** Data shown **
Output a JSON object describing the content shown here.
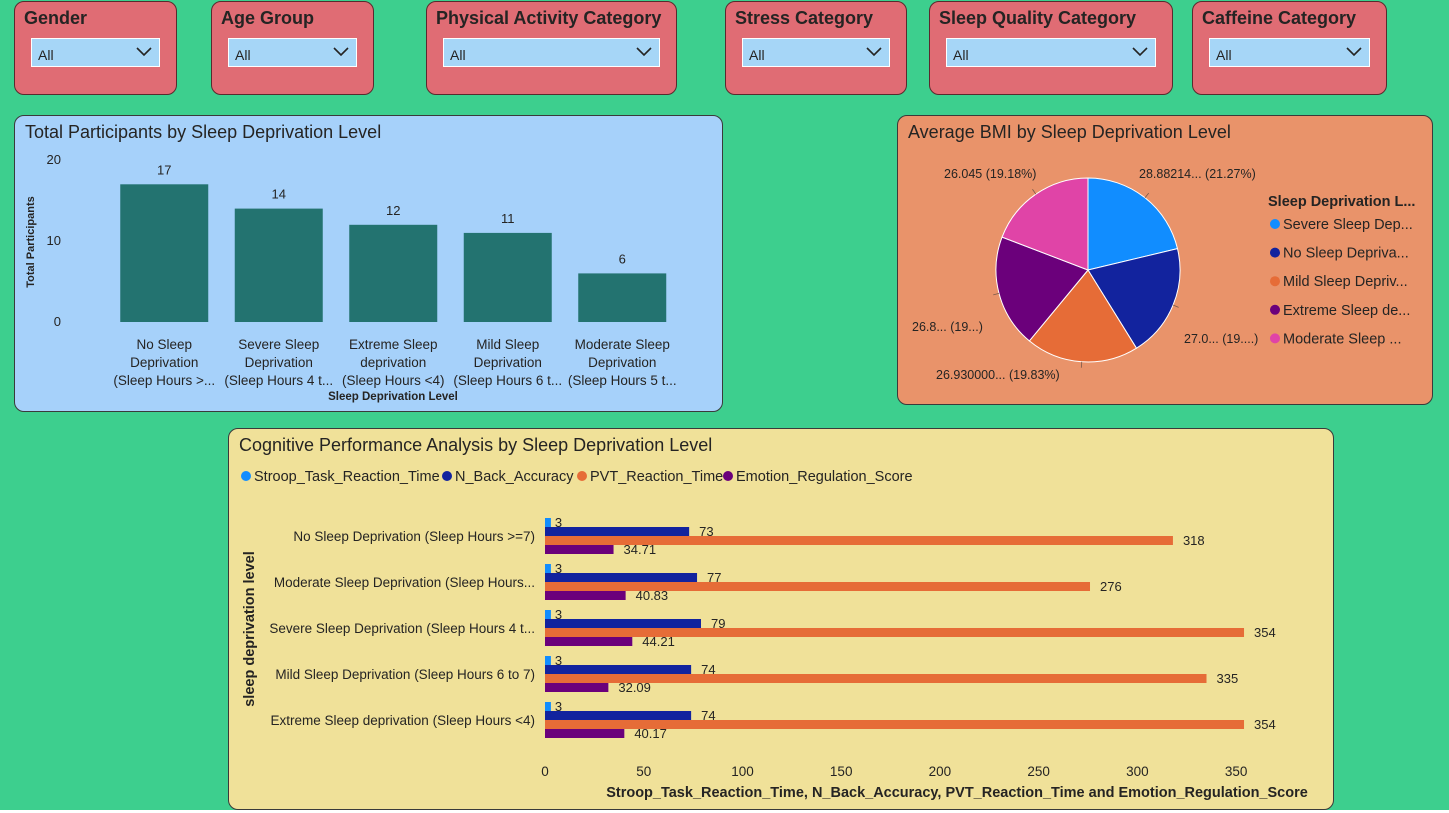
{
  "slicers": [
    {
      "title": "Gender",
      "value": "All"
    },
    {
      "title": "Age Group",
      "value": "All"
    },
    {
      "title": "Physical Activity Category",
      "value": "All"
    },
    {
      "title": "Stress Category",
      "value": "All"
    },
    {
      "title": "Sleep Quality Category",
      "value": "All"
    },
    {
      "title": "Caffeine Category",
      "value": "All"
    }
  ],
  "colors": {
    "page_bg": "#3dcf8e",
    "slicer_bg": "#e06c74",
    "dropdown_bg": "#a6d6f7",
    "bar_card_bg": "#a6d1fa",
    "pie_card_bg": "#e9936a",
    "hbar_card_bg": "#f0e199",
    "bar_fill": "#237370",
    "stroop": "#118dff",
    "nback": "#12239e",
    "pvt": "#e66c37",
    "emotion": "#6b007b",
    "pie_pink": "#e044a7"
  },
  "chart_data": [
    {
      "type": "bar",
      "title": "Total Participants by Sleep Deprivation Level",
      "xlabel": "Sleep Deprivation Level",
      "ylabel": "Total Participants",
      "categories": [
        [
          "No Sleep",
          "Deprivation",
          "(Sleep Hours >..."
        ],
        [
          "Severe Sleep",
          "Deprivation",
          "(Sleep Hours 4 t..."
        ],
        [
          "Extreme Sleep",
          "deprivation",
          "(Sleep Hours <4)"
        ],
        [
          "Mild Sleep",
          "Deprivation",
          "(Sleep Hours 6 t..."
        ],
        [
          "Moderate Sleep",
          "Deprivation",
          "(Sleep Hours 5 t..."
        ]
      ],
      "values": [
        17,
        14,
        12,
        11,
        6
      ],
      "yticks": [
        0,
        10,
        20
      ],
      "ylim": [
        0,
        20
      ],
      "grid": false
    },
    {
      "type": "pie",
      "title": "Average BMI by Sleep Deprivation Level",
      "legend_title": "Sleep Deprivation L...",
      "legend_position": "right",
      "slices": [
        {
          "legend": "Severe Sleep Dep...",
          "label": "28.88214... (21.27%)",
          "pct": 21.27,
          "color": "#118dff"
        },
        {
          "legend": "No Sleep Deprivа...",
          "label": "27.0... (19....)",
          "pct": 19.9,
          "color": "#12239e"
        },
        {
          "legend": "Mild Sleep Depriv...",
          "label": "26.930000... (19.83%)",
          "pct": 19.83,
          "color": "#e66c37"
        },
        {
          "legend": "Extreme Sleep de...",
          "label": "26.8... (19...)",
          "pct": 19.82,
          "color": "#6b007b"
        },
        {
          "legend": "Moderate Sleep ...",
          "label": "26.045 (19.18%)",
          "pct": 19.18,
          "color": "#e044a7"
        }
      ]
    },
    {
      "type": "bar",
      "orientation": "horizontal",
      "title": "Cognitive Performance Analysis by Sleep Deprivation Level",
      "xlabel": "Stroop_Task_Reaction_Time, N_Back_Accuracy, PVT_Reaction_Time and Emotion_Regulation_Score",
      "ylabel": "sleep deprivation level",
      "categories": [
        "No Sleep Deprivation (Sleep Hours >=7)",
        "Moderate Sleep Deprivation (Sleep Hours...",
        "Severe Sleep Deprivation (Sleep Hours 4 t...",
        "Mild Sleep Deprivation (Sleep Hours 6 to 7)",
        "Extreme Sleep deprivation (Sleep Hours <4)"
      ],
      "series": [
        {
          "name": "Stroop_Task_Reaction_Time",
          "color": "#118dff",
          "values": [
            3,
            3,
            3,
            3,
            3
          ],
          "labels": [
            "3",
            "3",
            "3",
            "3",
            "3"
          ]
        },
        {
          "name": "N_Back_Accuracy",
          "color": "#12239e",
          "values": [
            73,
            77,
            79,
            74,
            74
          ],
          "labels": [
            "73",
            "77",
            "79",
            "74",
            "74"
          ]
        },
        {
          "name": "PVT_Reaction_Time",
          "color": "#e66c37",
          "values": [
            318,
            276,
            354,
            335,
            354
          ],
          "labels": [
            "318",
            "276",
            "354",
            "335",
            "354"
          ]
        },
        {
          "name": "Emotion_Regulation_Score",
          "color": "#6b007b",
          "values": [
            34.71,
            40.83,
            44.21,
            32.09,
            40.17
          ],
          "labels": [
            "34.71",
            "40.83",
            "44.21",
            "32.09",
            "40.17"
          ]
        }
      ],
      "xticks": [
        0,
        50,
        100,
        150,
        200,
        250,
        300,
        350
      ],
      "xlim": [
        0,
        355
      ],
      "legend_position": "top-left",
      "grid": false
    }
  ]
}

** Directive **
What comes back should match the records exactly, minus any pictures.

** Solution for this task **
Output a JSON object describing the content shown here.
{
  "slicers": [
    {
      "title": "Gender",
      "value": "All"
    },
    {
      "title": "Age Group",
      "value": "All"
    },
    {
      "title": "Physical Activity Category",
      "value": "All"
    },
    {
      "title": "Stress Category",
      "value": "All"
    },
    {
      "title": "Sleep Quality Category",
      "value": "All"
    },
    {
      "title": "Caffeine Category",
      "value": "All"
    }
  ],
  "colors": {
    "page_bg": "#3dcf8e",
    "slicer_bg": "#e06c74",
    "dropdown_bg": "#a6d6f7",
    "bar_card_bg": "#a6d1fa",
    "pie_card_bg": "#e9936a",
    "hbar_card_bg": "#f0e199",
    "bar_fill": "#237370",
    "stroop": "#118dff",
    "nback": "#12239e",
    "pvt": "#e66c37",
    "emotion": "#6b007b",
    "pie_pink": "#e044a7"
  },
  "chart_data": [
    {
      "type": "bar",
      "title": "Total Participants by Sleep Deprivation Level",
      "xlabel": "Sleep Deprivation Level",
      "ylabel": "Total Participants",
      "categories": [
        [
          "No Sleep",
          "Deprivation",
          "(Sleep Hours >..."
        ],
        [
          "Severe Sleep",
          "Deprivation",
          "(Sleep Hours 4 t..."
        ],
        [
          "Extreme Sleep",
          "deprivation",
          "(Sleep Hours <4)"
        ],
        [
          "Mild Sleep",
          "Deprivation",
          "(Sleep Hours 6 t..."
        ],
        [
          "Moderate Sleep",
          "Deprivation",
          "(Sleep Hours 5 t..."
        ]
      ],
      "values": [
        17,
        14,
        12,
        11,
        6
      ],
      "yticks": [
        0,
        10,
        20
      ],
      "ylim": [
        0,
        20
      ],
      "grid": false
    },
    {
      "type": "pie",
      "title": "Average BMI by Sleep Deprivation Level",
      "legend_title": "Sleep Deprivation L...",
      "legend_position": "right",
      "slices": [
        {
          "legend": "Severe Sleep Dep...",
          "label": "28.88214... (21.27%)",
          "pct": 21.27,
          "color": "#118dff"
        },
        {
          "legend": "No Sleep Deprivа...",
          "label": "27.0... (19....)",
          "pct": 19.9,
          "color": "#12239e"
        },
        {
          "legend": "Mild Sleep Depriv...",
          "label": "26.930000... (19.83%)",
          "pct": 19.83,
          "color": "#e66c37"
        },
        {
          "legend": "Extreme Sleep de...",
          "label": "26.8... (19...)",
          "pct": 19.82,
          "color": "#6b007b"
        },
        {
          "legend": "Moderate Sleep ...",
          "label": "26.045 (19.18%)",
          "pct": 19.18,
          "color": "#e044a7"
        }
      ]
    },
    {
      "type": "bar",
      "orientation": "horizontal",
      "title": "Cognitive Performance Analysis by Sleep Deprivation Level",
      "xlabel": "Stroop_Task_Reaction_Time, N_Back_Accuracy, PVT_Reaction_Time and Emotion_Regulation_Score",
      "ylabel": "sleep deprivation level",
      "categories": [
        "No Sleep Deprivation (Sleep Hours >=7)",
        "Moderate Sleep Deprivation (Sleep Hours...",
        "Severe Sleep Deprivation (Sleep Hours 4 t...",
        "Mild Sleep Deprivation (Sleep Hours 6 to 7)",
        "Extreme Sleep deprivation (Sleep Hours <4)"
      ],
      "series": [
        {
          "name": "Stroop_Task_Reaction_Time",
          "color": "#118dff",
          "values": [
            3,
            3,
            3,
            3,
            3
          ],
          "labels": [
            "3",
            "3",
            "3",
            "3",
            "3"
          ]
        },
        {
          "name": "N_Back_Accuracy",
          "color": "#12239e",
          "values": [
            73,
            77,
            79,
            74,
            74
          ],
          "labels": [
            "73",
            "77",
            "79",
            "74",
            "74"
          ]
        },
        {
          "name": "PVT_Reaction_Time",
          "color": "#e66c37",
          "values": [
            318,
            276,
            354,
            335,
            354
          ],
          "labels": [
            "318",
            "276",
            "354",
            "335",
            "354"
          ]
        },
        {
          "name": "Emotion_Regulation_Score",
          "color": "#6b007b",
          "values": [
            34.71,
            40.83,
            44.21,
            32.09,
            40.17
          ],
          "labels": [
            "34.71",
            "40.83",
            "44.21",
            "32.09",
            "40.17"
          ]
        }
      ],
      "xticks": [
        0,
        50,
        100,
        150,
        200,
        250,
        300,
        350
      ],
      "xlim": [
        0,
        355
      ],
      "legend_position": "top-left",
      "grid": false
    }
  ]
}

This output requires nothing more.